Data excerpts
**********
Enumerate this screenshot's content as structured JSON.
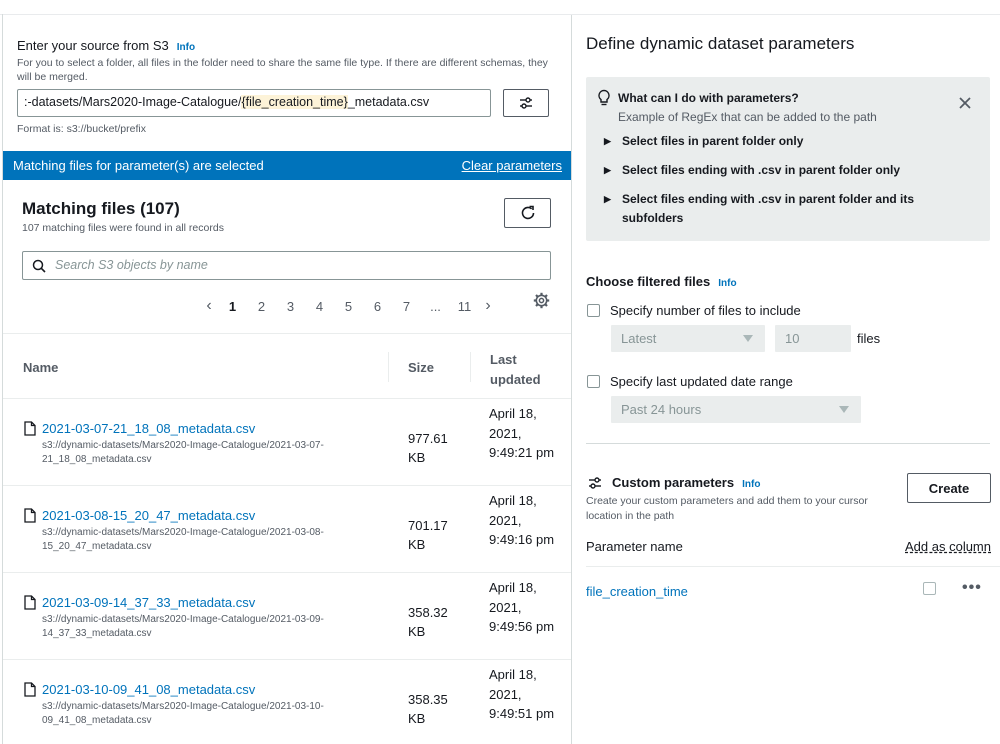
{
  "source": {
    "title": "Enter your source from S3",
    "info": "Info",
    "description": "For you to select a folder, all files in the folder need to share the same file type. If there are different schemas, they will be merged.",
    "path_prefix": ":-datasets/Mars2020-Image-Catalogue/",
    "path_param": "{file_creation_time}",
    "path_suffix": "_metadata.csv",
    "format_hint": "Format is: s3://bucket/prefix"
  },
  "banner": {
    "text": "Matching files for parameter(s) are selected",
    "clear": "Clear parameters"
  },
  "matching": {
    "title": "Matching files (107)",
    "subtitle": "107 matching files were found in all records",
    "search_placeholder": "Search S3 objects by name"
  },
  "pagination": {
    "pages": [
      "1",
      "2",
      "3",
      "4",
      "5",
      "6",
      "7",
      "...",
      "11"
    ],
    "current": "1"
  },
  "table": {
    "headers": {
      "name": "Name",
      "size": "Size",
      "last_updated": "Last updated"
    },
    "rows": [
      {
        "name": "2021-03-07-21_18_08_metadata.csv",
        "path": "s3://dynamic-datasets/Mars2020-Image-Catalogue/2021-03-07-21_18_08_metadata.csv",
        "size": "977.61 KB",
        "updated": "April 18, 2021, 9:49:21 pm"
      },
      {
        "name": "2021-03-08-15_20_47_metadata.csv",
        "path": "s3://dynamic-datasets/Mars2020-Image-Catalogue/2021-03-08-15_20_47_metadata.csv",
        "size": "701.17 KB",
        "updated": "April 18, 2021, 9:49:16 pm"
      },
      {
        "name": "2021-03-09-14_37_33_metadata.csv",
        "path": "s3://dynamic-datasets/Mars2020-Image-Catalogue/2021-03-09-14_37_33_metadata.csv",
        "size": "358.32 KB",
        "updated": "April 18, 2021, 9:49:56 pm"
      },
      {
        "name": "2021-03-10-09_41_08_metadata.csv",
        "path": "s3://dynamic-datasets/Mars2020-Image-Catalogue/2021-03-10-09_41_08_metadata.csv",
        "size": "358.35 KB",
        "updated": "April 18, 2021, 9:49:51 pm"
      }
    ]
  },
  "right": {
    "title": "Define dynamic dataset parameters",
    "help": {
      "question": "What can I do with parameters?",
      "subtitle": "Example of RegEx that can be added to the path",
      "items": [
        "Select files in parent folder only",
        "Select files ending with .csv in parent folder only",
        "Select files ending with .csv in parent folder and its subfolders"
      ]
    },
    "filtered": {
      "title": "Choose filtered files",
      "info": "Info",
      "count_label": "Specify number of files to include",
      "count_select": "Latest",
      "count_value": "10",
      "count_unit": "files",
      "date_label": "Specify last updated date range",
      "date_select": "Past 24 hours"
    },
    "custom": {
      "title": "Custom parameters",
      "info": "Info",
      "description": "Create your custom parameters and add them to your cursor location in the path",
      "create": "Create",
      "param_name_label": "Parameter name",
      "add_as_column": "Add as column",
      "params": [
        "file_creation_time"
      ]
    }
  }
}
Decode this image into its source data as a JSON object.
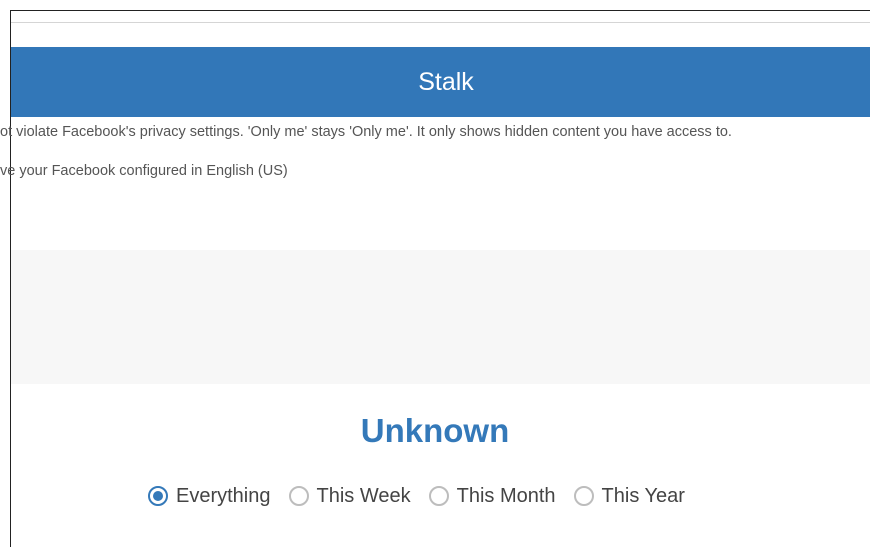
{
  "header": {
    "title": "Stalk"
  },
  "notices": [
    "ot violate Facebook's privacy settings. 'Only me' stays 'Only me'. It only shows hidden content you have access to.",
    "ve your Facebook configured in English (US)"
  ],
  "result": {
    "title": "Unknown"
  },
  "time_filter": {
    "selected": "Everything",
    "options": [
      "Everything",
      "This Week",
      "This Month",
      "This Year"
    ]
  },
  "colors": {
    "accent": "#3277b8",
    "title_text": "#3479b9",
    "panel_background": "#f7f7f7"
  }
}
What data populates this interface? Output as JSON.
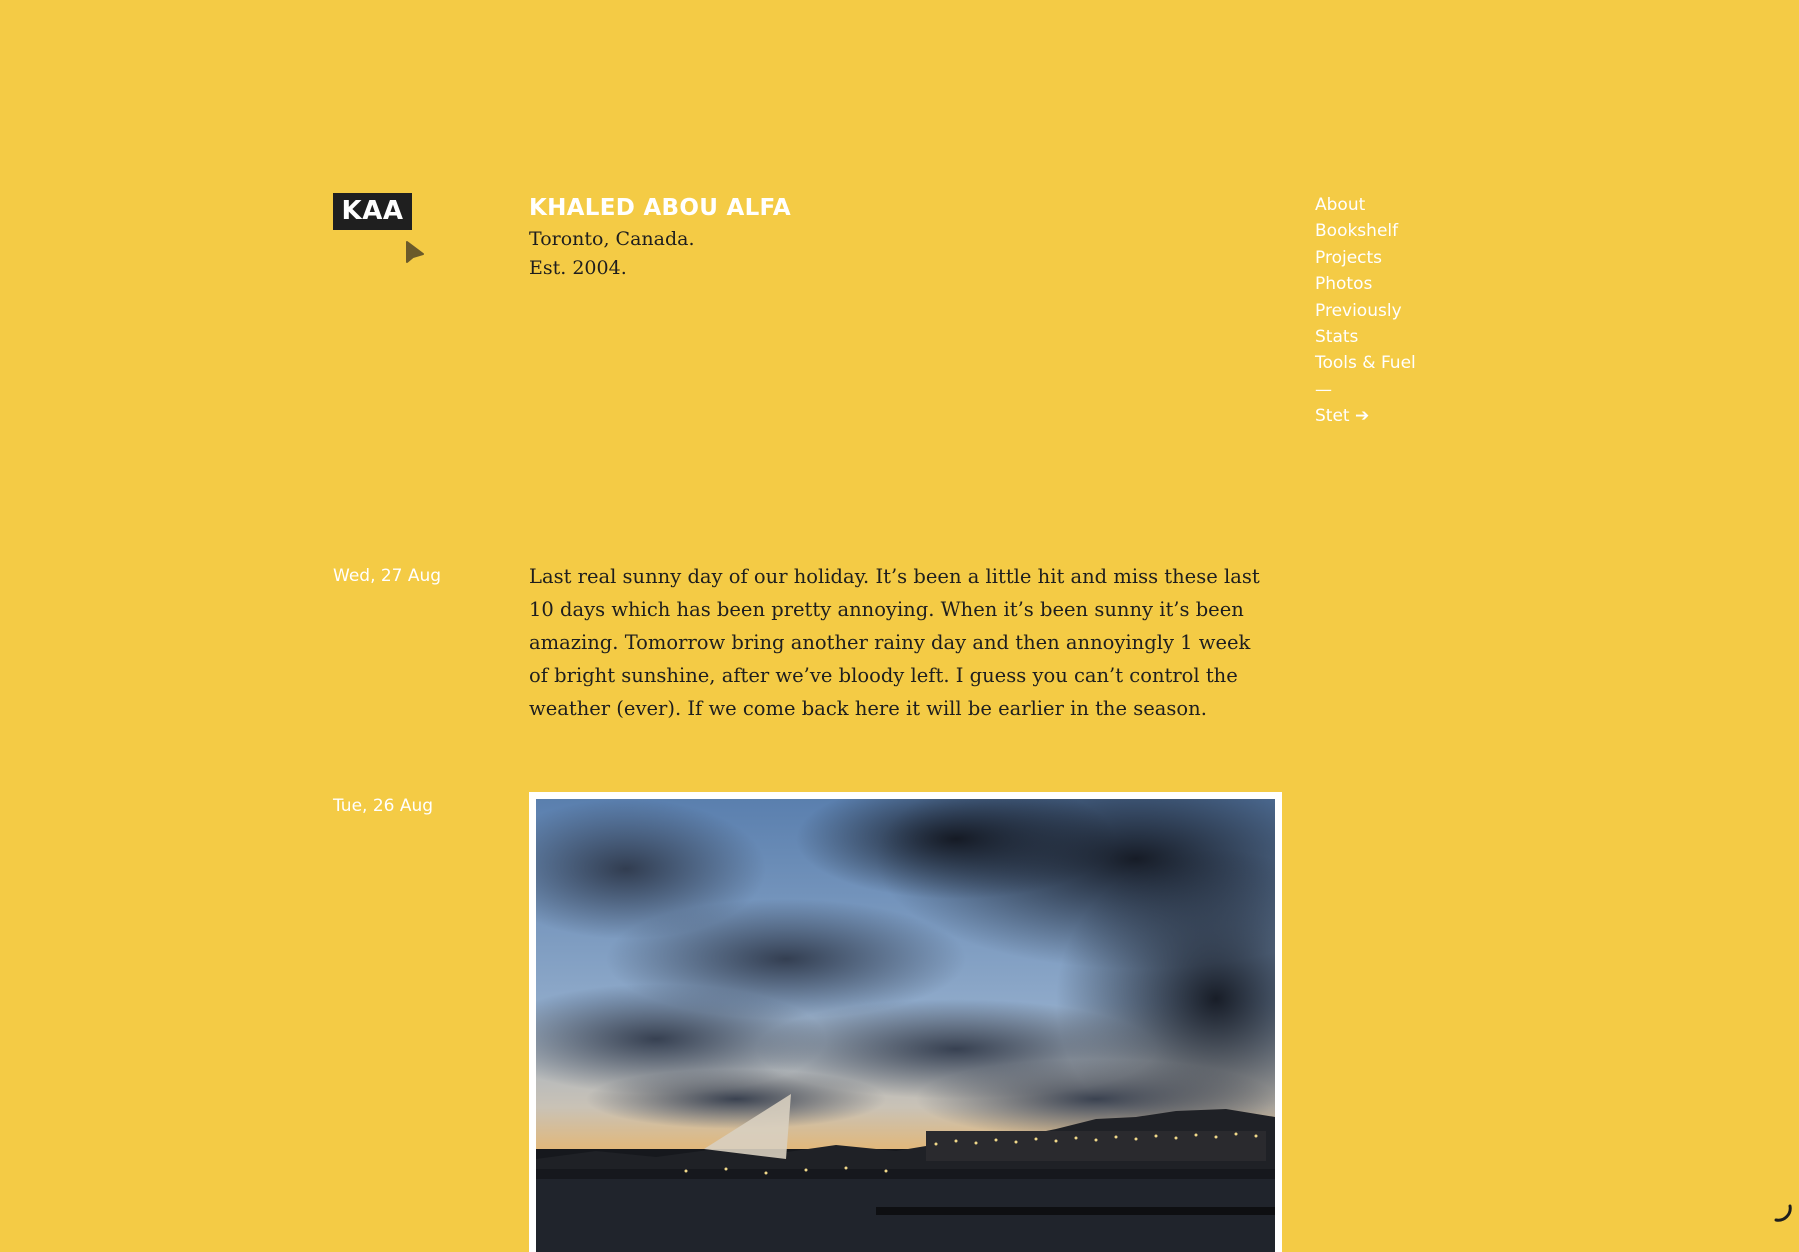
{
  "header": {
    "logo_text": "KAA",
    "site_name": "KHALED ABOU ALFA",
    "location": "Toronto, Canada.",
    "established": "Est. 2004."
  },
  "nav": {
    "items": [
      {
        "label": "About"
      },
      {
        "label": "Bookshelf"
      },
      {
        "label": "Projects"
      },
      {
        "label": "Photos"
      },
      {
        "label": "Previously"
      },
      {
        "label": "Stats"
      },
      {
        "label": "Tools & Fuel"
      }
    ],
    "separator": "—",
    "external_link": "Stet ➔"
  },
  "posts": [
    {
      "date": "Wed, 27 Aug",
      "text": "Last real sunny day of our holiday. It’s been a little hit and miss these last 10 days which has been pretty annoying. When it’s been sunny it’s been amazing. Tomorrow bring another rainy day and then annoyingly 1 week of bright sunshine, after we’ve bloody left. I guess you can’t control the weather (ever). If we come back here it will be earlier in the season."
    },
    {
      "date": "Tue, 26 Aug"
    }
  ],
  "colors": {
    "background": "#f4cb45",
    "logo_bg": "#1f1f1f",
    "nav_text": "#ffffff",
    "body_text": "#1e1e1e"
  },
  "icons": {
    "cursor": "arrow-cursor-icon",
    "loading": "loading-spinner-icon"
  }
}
**********
What to produce: Restate each of the entries above word for word and skip every image.

Problem solution:
Enumerate this screenshot's content as structured JSON.
{
  "source": {
    "title": "Enter your source from S3",
    "info": "Info",
    "description": "For you to select a folder, all files in the folder need to share the same file type. If there are different schemas, they will be merged.",
    "path_prefix": ":-datasets/Mars2020-Image-Catalogue/",
    "path_param": "{file_creation_time}",
    "path_suffix": "_metadata.csv",
    "format_hint": "Format is: s3://bucket/prefix"
  },
  "banner": {
    "text": "Matching files for parameter(s) are selected",
    "clear": "Clear parameters"
  },
  "matching": {
    "title": "Matching files (107)",
    "subtitle": "107 matching files were found in all records",
    "search_placeholder": "Search S3 objects by name"
  },
  "pagination": {
    "pages": [
      "1",
      "2",
      "3",
      "4",
      "5",
      "6",
      "7",
      "...",
      "11"
    ],
    "current": "1"
  },
  "table": {
    "headers": {
      "name": "Name",
      "size": "Size",
      "last_updated": "Last updated"
    },
    "rows": [
      {
        "name": "2021-03-07-21_18_08_metadata.csv",
        "path": "s3://dynamic-datasets/Mars2020-Image-Catalogue/2021-03-07-21_18_08_metadata.csv",
        "size": "977.61 KB",
        "updated": "April 18, 2021, 9:49:21 pm"
      },
      {
        "name": "2021-03-08-15_20_47_metadata.csv",
        "path": "s3://dynamic-datasets/Mars2020-Image-Catalogue/2021-03-08-15_20_47_metadata.csv",
        "size": "701.17 KB",
        "updated": "April 18, 2021, 9:49:16 pm"
      },
      {
        "name": "2021-03-09-14_37_33_metadata.csv",
        "path": "s3://dynamic-datasets/Mars2020-Image-Catalogue/2021-03-09-14_37_33_metadata.csv",
        "size": "358.32 KB",
        "updated": "April 18, 2021, 9:49:56 pm"
      },
      {
        "name": "2021-03-10-09_41_08_metadata.csv",
        "path": "s3://dynamic-datasets/Mars2020-Image-Catalogue/2021-03-10-09_41_08_metadata.csv",
        "size": "358.35 KB",
        "updated": "April 18, 2021, 9:49:51 pm"
      }
    ]
  },
  "right": {
    "title": "Define dynamic dataset parameters",
    "help": {
      "question": "What can I do with parameters?",
      "subtitle": "Example of RegEx that can be added to the path",
      "items": [
        "Select files in parent folder only",
        "Select files ending with .csv in parent folder only",
        "Select files ending with .csv in parent folder and its subfolders"
      ]
    },
    "filtered": {
      "title": "Choose filtered files",
      "info": "Info",
      "count_label": "Specify number of files to include",
      "count_select": "Latest",
      "count_value": "10",
      "count_unit": "files",
      "date_label": "Specify last updated date range",
      "date_select": "Past 24 hours"
    },
    "custom": {
      "title": "Custom parameters",
      "info": "Info",
      "description": "Create your custom parameters and add them to your cursor location in the path",
      "create": "Create",
      "param_name_label": "Parameter name",
      "add_as_column": "Add as column",
      "params": [
        "file_creation_time"
      ]
    }
  }
}
Decode this image into its source data as a JSON object.
{
  "header": {
    "title": "Stalk"
  },
  "notices": [
    "ot violate Facebook's privacy settings. 'Only me' stays 'Only me'. It only shows hidden content you have access to.",
    "ve your Facebook configured in English (US)"
  ],
  "result": {
    "title": "Unknown"
  },
  "time_filter": {
    "selected": "Everything",
    "options": [
      "Everything",
      "This Week",
      "This Month",
      "This Year"
    ]
  },
  "colors": {
    "accent": "#3277b8",
    "title_text": "#3479b9",
    "panel_background": "#f7f7f7"
  }
}
What data populates this interface? Output as JSON.
{
  "header": {
    "logo_text": "KAA",
    "site_name": "KHALED ABOU ALFA",
    "location": "Toronto, Canada.",
    "established": "Est. 2004."
  },
  "nav": {
    "items": [
      {
        "label": "About"
      },
      {
        "label": "Bookshelf"
      },
      {
        "label": "Projects"
      },
      {
        "label": "Photos"
      },
      {
        "label": "Previously"
      },
      {
        "label": "Stats"
      },
      {
        "label": "Tools & Fuel"
      }
    ],
    "separator": "—",
    "external_link": "Stet ➔"
  },
  "posts": [
    {
      "date": "Wed, 27 Aug",
      "text": "Last real sunny day of our holiday. It’s been a little hit and miss these last 10 days which has been pretty annoying. When it’s been sunny it’s been amazing. Tomorrow bring another rainy day and then annoyingly 1 week of bright sunshine, after we’ve bloody left. I guess you can’t control the weather (ever). If we come back here it will be earlier in the season."
    },
    {
      "date": "Tue, 26 Aug"
    }
  ],
  "colors": {
    "background": "#f4cb45",
    "logo_bg": "#1f1f1f",
    "nav_text": "#ffffff",
    "body_text": "#1e1e1e"
  },
  "icons": {
    "cursor": "arrow-cursor-icon",
    "loading": "loading-spinner-icon"
  }
}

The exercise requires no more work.